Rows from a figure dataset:

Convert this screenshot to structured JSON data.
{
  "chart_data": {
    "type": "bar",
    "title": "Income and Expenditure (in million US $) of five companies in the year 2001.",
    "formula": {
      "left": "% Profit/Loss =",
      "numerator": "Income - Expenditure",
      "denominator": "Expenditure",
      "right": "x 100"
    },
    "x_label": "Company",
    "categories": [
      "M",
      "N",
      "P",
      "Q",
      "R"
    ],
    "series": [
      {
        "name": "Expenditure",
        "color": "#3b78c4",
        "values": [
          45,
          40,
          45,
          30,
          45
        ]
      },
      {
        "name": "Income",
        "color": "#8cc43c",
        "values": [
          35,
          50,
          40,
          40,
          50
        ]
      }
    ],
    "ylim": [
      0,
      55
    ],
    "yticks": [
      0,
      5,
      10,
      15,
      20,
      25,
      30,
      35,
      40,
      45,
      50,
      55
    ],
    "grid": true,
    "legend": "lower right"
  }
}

==

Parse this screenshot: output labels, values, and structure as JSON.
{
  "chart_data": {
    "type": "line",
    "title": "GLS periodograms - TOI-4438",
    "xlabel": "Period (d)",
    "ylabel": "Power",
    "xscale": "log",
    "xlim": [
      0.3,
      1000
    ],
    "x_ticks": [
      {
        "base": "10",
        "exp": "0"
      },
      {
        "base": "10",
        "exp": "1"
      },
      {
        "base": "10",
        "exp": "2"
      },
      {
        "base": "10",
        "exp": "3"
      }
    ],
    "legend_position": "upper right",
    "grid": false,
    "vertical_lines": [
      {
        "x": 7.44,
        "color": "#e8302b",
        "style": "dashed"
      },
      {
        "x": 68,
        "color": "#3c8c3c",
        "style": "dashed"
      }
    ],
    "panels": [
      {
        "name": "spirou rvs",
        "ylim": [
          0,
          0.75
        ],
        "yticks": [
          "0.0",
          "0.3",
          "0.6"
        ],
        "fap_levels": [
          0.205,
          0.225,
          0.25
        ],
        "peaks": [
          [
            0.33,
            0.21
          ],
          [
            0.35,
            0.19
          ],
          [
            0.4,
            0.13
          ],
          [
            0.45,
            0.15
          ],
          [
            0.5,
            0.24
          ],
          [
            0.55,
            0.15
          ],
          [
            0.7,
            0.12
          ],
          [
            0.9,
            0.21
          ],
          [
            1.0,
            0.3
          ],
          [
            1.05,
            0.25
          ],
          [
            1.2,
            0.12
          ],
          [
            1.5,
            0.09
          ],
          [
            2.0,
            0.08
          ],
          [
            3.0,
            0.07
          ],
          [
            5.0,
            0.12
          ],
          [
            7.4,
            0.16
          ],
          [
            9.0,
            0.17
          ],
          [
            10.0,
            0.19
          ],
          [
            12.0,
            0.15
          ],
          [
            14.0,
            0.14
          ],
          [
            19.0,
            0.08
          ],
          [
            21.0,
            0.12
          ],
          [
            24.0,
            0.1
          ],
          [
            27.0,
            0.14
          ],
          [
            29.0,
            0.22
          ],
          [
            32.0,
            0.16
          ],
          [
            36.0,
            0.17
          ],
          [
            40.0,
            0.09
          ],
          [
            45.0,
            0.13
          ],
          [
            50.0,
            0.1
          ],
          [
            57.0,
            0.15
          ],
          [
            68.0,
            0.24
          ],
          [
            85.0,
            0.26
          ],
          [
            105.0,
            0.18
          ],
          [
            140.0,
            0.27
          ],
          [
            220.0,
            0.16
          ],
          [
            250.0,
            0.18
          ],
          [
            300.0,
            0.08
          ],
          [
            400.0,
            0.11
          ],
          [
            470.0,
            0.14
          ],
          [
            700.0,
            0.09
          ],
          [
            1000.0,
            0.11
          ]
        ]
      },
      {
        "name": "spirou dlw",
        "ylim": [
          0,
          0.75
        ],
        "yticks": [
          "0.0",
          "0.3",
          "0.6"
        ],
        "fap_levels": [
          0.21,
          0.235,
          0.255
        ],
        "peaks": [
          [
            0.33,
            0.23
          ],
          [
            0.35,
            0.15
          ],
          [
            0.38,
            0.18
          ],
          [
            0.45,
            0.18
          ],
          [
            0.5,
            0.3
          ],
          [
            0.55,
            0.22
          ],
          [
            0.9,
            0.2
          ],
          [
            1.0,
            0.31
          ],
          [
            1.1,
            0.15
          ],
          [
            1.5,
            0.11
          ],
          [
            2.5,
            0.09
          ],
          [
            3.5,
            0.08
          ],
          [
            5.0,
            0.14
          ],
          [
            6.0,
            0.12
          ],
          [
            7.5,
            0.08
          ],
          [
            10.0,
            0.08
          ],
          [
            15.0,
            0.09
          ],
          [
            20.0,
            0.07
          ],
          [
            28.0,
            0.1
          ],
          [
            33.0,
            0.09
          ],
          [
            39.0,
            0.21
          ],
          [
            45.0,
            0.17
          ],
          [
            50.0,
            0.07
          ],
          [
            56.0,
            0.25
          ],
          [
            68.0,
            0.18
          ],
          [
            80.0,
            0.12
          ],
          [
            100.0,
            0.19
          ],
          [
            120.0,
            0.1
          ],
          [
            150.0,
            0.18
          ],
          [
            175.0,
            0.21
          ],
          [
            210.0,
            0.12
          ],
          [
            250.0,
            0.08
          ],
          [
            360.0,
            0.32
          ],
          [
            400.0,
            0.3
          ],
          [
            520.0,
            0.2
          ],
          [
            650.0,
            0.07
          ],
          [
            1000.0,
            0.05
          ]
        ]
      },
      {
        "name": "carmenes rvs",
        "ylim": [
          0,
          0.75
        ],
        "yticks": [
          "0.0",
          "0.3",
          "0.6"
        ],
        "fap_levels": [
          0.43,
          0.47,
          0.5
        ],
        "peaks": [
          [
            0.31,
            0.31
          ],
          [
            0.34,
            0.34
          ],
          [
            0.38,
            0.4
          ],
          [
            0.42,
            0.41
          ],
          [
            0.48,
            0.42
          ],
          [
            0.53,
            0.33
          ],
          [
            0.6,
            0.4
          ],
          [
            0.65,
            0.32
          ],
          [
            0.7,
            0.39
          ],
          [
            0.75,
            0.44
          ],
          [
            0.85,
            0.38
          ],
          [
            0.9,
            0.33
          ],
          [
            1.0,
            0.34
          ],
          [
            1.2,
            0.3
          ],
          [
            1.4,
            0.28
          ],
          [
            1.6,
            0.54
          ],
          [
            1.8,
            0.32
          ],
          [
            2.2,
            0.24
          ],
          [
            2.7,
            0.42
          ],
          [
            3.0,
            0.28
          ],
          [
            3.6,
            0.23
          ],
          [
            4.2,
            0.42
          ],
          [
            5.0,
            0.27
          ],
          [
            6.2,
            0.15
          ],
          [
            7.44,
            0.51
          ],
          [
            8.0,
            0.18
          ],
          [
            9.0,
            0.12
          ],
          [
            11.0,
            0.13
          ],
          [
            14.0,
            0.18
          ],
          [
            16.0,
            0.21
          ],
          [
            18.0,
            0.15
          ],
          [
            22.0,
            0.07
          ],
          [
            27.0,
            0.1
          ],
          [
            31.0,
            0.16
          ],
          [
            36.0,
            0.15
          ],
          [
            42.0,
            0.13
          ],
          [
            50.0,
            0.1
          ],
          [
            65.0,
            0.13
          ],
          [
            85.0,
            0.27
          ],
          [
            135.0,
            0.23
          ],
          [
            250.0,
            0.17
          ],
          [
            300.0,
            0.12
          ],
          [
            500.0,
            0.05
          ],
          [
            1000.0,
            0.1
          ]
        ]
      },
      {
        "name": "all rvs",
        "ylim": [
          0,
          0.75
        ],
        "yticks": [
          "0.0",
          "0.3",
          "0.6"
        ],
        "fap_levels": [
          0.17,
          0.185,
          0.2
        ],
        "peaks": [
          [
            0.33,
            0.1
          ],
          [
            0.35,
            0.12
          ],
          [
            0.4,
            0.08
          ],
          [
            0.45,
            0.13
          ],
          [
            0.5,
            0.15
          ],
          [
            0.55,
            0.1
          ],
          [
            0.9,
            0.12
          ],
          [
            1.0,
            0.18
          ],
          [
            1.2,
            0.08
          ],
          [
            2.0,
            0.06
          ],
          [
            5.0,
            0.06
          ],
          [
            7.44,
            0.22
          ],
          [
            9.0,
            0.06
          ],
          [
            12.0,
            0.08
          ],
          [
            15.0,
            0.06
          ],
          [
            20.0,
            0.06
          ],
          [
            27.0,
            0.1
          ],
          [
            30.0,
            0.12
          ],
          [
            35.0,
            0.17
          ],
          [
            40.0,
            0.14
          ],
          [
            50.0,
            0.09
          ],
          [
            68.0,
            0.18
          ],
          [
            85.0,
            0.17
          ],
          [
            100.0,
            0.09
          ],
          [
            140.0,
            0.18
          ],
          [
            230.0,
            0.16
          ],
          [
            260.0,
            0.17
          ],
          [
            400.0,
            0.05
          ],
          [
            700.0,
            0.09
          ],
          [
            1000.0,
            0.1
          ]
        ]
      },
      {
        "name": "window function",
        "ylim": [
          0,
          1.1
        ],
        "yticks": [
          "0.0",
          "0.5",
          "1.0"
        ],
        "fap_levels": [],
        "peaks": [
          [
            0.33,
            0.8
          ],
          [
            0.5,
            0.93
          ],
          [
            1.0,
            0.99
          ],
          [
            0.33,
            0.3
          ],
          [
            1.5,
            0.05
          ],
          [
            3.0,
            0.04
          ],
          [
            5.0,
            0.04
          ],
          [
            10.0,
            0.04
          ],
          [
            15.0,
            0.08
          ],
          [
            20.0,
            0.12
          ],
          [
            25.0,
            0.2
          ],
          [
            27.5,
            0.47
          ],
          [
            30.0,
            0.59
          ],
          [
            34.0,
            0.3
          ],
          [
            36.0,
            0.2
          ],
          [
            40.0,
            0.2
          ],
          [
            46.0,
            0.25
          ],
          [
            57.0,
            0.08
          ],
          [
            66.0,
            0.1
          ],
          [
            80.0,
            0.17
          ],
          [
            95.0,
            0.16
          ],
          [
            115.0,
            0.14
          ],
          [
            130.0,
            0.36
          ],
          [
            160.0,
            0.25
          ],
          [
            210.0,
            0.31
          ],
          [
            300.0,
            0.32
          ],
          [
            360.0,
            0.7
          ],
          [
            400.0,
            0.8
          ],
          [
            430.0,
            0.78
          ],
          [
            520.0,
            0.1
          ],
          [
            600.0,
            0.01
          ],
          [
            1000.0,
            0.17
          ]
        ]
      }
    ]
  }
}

...

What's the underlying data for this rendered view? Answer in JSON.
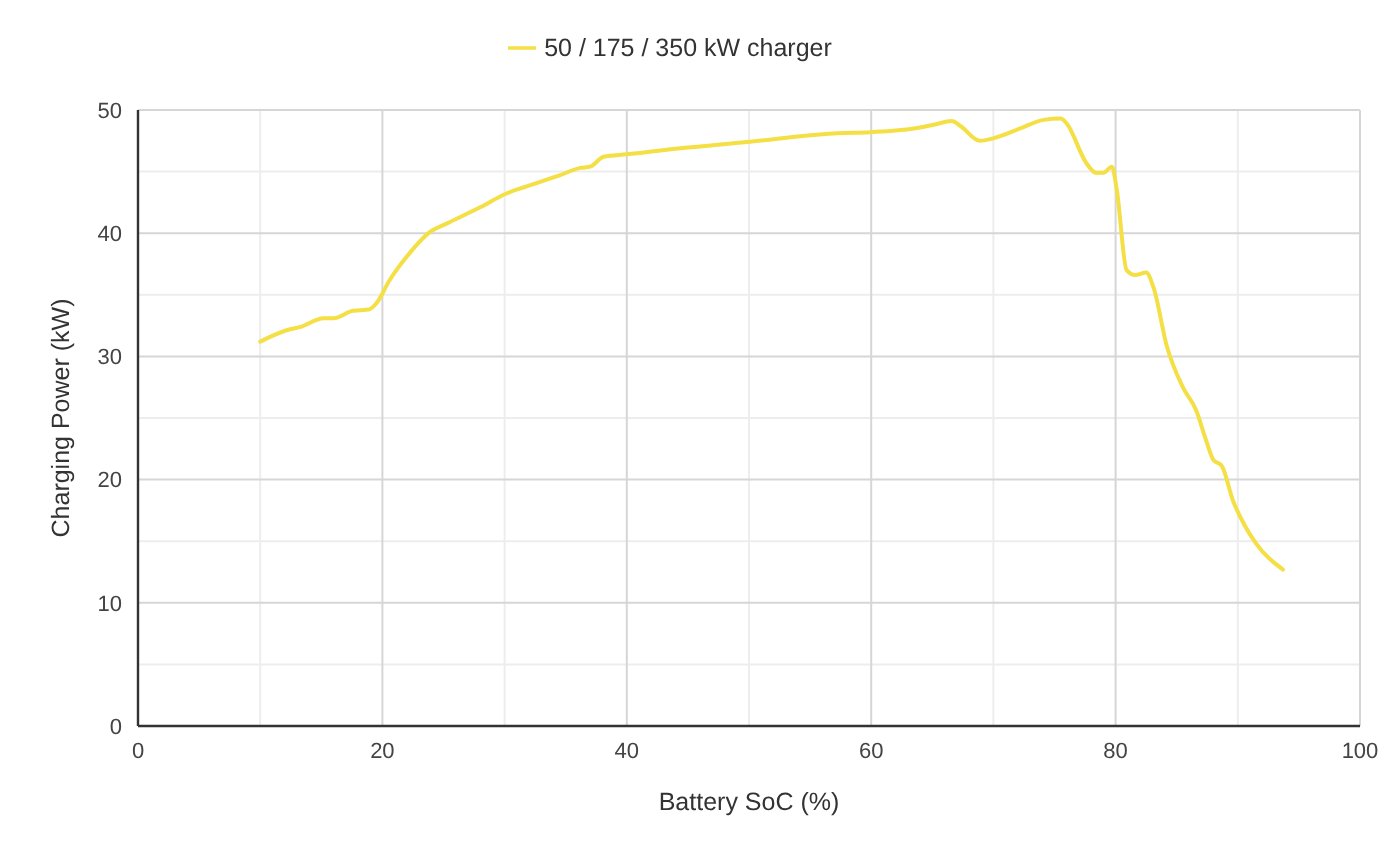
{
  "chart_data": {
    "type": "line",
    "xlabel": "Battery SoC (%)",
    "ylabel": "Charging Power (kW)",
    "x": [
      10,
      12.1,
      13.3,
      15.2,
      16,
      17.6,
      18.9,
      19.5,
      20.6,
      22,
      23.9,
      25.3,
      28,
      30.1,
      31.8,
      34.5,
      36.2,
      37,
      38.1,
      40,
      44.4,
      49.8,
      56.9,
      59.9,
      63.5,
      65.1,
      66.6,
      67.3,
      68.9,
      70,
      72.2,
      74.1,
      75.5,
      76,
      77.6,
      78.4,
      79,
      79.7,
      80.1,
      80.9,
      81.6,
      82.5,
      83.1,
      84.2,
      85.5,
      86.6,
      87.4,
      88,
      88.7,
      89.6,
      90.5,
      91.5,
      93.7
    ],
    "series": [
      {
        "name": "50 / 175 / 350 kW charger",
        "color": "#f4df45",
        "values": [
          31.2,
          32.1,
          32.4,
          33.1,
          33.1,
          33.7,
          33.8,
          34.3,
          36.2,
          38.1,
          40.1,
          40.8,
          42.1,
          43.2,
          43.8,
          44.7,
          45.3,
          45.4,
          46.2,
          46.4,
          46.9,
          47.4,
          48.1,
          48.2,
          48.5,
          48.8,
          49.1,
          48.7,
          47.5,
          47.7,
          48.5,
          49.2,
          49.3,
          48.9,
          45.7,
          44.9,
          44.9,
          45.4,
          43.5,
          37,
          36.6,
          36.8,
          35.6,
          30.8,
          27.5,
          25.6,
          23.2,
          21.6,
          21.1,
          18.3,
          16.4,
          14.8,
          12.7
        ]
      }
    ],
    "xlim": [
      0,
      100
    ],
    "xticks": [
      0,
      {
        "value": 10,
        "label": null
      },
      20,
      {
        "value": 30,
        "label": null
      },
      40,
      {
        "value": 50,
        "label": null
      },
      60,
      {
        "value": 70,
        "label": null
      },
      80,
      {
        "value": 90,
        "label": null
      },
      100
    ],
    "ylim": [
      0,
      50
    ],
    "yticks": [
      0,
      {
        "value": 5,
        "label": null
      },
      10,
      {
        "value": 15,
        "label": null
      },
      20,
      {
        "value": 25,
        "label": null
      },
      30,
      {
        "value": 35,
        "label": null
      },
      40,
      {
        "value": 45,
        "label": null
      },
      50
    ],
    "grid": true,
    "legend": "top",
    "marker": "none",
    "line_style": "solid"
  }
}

What is needed:
Pick out all lines containing the string "Expenditure".

Final result:
    "title": "Income and Expenditure (in million US $) of five companies in the year 2001.",
      "numerator": "Income - Expenditure",
      "denominator": "Expenditure",
        "name": "Expenditure",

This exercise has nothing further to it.